Leslie Nobler

About Leslie Nobler

I am a mixed-media artist creating fine art print-collages, digital/traditional artist’s books, re-imagined modern Judaica and surface design. I also write articles on art, technology and social justice. My fine artworks depicts marginalized people/cultures, reinventing their folk art or artifacts using multi-tier technology combined with laborious by-hand methods. My design for ritual objects is based on my background in surface and textile design. I have exhibited widely; for example at New Jersey State and Montclair Art Museum (NJ), Old-Main Art Museum (AZ), Visual Arts NYC and Islip Art Museum (NY), Athenaeum Museum (PA), Kemper Museum of Art (MO). Worldwide, my work was work included in Afrigraphics Pretoria, Intermatopnal Symposia on Digital Art-Bangkok & London, Digital Art Awards/Australia, and Seoul Trade Center Bojagi Gallery. My work is in artists’ book collections of universities and museums and has been featured in the New York Times, New Jersey Star-Ledger, Surface Design Journal, Leonardo, Textiles: The Art of Mankind, the Review/Midwest. Most recently, my immigrant-portraiure project was featured in New Jersey Jewish News and WomensWork.art. I am an Art Professor at William Paterson University. I hod these degrees: BFA/University of Michigan, School of Art; MA/NYIT; MFA/Hunter-CUNY.

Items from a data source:
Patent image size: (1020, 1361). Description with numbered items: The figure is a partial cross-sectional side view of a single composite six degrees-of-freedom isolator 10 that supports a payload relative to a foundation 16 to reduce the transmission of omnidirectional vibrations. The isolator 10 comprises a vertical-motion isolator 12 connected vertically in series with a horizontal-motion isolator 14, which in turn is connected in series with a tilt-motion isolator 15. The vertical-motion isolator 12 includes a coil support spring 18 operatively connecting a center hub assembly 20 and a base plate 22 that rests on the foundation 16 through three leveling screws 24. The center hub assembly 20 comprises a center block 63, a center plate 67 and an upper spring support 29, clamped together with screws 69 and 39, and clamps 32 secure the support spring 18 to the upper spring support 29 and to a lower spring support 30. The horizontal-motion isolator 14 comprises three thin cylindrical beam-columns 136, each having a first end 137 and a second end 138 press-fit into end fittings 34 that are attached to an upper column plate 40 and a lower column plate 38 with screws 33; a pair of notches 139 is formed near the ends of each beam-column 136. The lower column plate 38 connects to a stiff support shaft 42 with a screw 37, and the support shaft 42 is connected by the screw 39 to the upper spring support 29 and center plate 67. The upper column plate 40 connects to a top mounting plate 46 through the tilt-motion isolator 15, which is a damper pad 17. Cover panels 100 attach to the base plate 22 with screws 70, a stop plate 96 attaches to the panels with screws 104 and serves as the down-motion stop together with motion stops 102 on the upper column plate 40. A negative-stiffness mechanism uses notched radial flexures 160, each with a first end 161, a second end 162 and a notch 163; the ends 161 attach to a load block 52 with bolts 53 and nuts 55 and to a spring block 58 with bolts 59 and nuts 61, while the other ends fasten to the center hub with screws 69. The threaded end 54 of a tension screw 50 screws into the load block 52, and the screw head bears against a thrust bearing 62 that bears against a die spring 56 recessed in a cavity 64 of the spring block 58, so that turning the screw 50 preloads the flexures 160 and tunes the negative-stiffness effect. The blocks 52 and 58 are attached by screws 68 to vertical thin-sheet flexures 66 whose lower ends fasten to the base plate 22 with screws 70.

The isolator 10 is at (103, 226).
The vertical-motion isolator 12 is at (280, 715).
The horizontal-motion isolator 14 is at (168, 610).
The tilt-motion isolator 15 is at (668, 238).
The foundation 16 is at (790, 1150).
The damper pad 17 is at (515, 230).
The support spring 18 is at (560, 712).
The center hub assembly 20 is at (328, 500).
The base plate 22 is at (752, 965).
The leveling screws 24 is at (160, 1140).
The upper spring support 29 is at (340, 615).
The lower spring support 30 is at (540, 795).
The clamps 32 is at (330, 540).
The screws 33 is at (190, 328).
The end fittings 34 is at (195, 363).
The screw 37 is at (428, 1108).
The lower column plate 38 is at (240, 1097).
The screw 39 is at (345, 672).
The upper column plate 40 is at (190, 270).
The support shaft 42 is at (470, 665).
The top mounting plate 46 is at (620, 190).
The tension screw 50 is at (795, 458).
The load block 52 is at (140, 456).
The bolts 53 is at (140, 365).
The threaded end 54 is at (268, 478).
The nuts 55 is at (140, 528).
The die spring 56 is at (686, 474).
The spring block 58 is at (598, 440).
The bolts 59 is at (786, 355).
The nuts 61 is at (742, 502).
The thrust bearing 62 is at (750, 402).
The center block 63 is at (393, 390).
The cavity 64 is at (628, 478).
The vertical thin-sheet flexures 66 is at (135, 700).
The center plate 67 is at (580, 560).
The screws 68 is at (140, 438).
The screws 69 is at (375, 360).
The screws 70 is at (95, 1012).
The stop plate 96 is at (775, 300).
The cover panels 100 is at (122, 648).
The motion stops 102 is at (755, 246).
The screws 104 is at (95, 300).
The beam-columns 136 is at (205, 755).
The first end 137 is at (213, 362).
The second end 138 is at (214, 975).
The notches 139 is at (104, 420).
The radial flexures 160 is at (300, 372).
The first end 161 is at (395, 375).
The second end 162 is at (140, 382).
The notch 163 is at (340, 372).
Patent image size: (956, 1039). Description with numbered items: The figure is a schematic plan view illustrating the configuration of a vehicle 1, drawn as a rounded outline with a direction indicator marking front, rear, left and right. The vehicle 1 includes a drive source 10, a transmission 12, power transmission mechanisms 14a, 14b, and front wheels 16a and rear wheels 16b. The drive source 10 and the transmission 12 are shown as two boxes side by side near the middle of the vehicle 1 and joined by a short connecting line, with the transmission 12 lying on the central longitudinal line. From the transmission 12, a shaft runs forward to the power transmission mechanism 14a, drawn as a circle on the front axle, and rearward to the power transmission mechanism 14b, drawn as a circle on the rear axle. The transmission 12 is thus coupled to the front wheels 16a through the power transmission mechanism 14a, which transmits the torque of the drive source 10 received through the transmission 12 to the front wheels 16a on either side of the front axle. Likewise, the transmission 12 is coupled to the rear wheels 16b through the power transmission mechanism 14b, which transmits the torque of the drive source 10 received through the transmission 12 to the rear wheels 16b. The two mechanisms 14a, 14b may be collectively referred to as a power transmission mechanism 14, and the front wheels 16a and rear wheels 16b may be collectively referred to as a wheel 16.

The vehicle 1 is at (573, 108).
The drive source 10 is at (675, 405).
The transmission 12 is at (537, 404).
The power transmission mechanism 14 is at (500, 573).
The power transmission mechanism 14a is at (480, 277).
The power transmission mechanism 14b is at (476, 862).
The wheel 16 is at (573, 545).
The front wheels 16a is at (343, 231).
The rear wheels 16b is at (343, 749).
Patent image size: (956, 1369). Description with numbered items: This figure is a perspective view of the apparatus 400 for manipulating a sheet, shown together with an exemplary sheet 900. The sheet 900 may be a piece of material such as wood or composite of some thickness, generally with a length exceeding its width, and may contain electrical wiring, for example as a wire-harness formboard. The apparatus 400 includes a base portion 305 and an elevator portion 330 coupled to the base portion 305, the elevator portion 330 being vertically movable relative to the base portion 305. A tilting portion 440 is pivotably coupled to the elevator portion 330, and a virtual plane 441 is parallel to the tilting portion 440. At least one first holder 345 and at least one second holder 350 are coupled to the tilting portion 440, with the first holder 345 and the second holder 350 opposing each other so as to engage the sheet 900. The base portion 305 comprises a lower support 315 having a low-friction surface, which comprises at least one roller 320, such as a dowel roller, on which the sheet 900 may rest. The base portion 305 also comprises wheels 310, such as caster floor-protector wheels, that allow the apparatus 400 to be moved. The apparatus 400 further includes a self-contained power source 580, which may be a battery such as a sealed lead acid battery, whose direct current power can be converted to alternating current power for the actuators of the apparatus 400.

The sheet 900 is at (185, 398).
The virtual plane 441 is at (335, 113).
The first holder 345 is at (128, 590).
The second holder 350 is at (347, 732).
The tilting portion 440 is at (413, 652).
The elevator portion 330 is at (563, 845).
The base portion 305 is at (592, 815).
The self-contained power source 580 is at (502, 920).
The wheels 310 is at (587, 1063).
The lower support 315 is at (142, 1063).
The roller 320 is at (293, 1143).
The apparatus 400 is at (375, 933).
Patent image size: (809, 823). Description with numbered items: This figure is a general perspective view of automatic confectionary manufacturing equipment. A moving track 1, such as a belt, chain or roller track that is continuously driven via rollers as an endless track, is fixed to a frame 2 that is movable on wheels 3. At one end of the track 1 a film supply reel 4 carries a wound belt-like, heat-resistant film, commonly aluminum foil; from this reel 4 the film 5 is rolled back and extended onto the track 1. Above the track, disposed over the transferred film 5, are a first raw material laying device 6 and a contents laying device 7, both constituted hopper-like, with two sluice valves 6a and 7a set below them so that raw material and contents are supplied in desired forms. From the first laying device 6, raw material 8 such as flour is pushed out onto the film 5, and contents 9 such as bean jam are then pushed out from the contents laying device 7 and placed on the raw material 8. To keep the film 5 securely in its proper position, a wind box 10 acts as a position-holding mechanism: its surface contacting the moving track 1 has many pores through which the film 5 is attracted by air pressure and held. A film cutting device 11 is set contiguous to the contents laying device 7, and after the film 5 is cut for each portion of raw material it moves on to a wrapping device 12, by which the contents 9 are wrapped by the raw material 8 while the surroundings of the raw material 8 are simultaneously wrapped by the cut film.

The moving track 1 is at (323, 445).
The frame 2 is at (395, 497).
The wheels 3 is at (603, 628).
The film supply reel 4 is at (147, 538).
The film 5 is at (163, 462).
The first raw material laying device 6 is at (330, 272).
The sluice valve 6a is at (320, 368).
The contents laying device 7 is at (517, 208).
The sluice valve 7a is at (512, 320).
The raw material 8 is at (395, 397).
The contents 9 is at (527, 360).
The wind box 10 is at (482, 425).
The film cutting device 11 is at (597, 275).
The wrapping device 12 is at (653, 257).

Activity list -
**A)** Rewrite the paragraph in the Leslie Nobler bio that begins "I am a mixed-media artist" as a short list that keeps its main facts.
**B)** According to the Leslie Nobler bio, where does Nobler work as an Art Professor?
**C)** Carry the Leslie Nobler bio further, starting after its last sentence.
The listing isn't needed for any of this.

Task-by-task results -
**A)**
- Mixed-media artist: fine art print-collages, digital and traditional artist's books, re-imagined modern Judaica, and surface design
- Writes articles on art, technology and social justice
- Fine artworks show marginalized people and cultures, reinventing their folk art or artifacts with multi-tier technology and laborious by-hand methods
- Design for ritual objects comes from a background in surface and textile design
- Has exhibited widely in the U.S., including New Jersey State and Montclair Art Museum (NJ), Old-Main Art Museum (AZ), Visual Arts NYC and Islip Art Museum (NY), Athenaeum Museum (PA), and Kemper Museum of Art (MO)
- Abroad, work has been shown at Afrigraphics Pretoria, digital art symposia in Bangkok and London, Digital Art Awards/Australia, and Seoul Trade Center Bojagi Gallery
- Work is in artists' book collections of universities and museums
- Featured in the New York Times, New Jersey Star-Ledger, Surface Design Journal, Leonardo, Textiles: The Art of Mankind, and the Review/Midwest
- Most recently, an immigrant-portraiture project was featured in New Jersey Jewish News and WomensWork.art
- Art Professor at William Paterson University
- Degrees: BFA from the University of Michigan School of Art, MA from NYIT, MFA from Hunter-CUNY

**B)** William Paterson University.

**C)**
About Pomegranate

In thinking about rest for the earth, I focused metaphorically on a surface upon which our meal can rest. This Rosh Hashanah trivet would hopefully support a hot dish of plant-based stew, like traditional tzimmes. It celebrates both the “fruits of the earth” (and even honors those gifts) as well as the safety the earth can provide. This trivet protects the table and tablecloth, and sometimes one’s hands, from damage. Since the Torah instructs about exercising “care,” for our surroundings, bodies and the earth, I also interspersed flowery rimonim, to remind us of those crucial teachings. The design comes full circle, in a sense, since the rimonim used as finials the torah scroll comes from the Hebrew word for Pomegranate.While conveying rest and sustenance, another “surprise” idea is also embedded. The concept of personal safety, in prayer form, as one travels the journey of life is merged into some of the geometric units. A Hebrew prayer for traveler’s safety is transformed and patch-worked with Pop Art-inspired neon-recolored triangles of earthen textures. This prayer was found on a beautiful old-word example of a metal amulet at the Magnes Collection of Jewish Art at UC-Berkeley, California. I imagine a “new” prayer for safely resting – caring for our farmland – might complement serving a vegetarian food resting on this ceramic tile, housed in a simple wire-metal base which repeats the pomegranate shape. A place to rest hot food and house the travelers’ weary body … shmita in a sense.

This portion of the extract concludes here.